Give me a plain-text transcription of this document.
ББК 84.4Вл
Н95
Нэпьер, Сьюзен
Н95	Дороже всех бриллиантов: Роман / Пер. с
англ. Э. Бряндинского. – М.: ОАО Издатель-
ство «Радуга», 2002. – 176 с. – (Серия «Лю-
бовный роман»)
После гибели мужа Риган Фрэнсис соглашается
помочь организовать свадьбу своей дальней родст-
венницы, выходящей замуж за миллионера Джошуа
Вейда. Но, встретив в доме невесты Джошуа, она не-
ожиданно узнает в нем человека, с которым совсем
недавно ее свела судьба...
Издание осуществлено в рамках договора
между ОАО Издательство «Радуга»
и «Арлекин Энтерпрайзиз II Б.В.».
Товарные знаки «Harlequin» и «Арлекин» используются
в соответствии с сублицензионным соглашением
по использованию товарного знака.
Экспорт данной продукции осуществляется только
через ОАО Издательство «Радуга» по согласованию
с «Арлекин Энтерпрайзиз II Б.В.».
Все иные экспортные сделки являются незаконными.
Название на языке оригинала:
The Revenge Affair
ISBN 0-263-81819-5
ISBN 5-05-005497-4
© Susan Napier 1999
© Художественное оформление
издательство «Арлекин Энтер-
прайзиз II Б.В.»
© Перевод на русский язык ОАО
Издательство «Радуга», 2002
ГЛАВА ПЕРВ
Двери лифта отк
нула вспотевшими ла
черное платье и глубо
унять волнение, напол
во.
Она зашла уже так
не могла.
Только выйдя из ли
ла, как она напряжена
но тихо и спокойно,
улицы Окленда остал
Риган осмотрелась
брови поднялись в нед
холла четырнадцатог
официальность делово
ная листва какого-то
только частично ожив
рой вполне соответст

++++

## GIVEN EXERCISE
Write out every line from the records above, word for word.

## COMPLETED EXERCISE
Give me a plain-text transcription of this document.
ББК 84.4Вл
Н95
Нэпьер, Сьюзен
Н95	Дороже всех бриллиантов: Роман / Пер. с
англ. Э. Бряндинского. – М.: ОАО Издатель-
ство «Радуга», 2002. – 176 с. – (Серия «Лю-
бовный роман»)
После гибели мужа Риган Фрэнсис соглашается
помочь организовать свадьбу своей дальней родст-
венницы, выходящей замуж за миллионера Джошуа
Вейда. Но, встретив в доме невесты Джошуа, она не-
ожиданно узнает в нем человека, с которым совсем
недавно ее свела судьба...
Издание осуществлено в рамках договора
между ОАО Издательство «Радуга»
и «Арлекин Энтерпрайзиз II Б.В.».
Товарные знаки «Harlequin» и «Арлекин» используются
в соответствии с сублицензионным соглашением
по использованию товарного знака.
Экспорт данной продукции осуществляется только
через ОАО Издательство «Радуга» по согласованию
с «Арлекин Энтерпрайзиз II Б.В.».
Все иные экспортные сделки являются незаконными.
Название на языке оригинала:
The Revenge Affair
ISBN 0-263-81819-5
ISBN 5-05-005497-4
© Susan Napier 1999
© Художественное оформление
издательство «Арлекин Энтер-
прайзиз II Б.В.»
© Перевод на русский язык ОАО
Издательство «Радуга», 2002
ГЛАВА ПЕРВ
Двери лифта отк
нула вспотевшими ла
черное платье и глубо
унять волнение, напол
во.
Она зашла уже так
не могла.
Только выйдя из ли
ла, как она напряжена
но тихо и спокойно,
улицы Окленда остал
Риган осмотрелась
брови поднялись в нед
холла четырнадцатог
официальность делово
ная листва какого-то
только частично ожив
рой вполне соответст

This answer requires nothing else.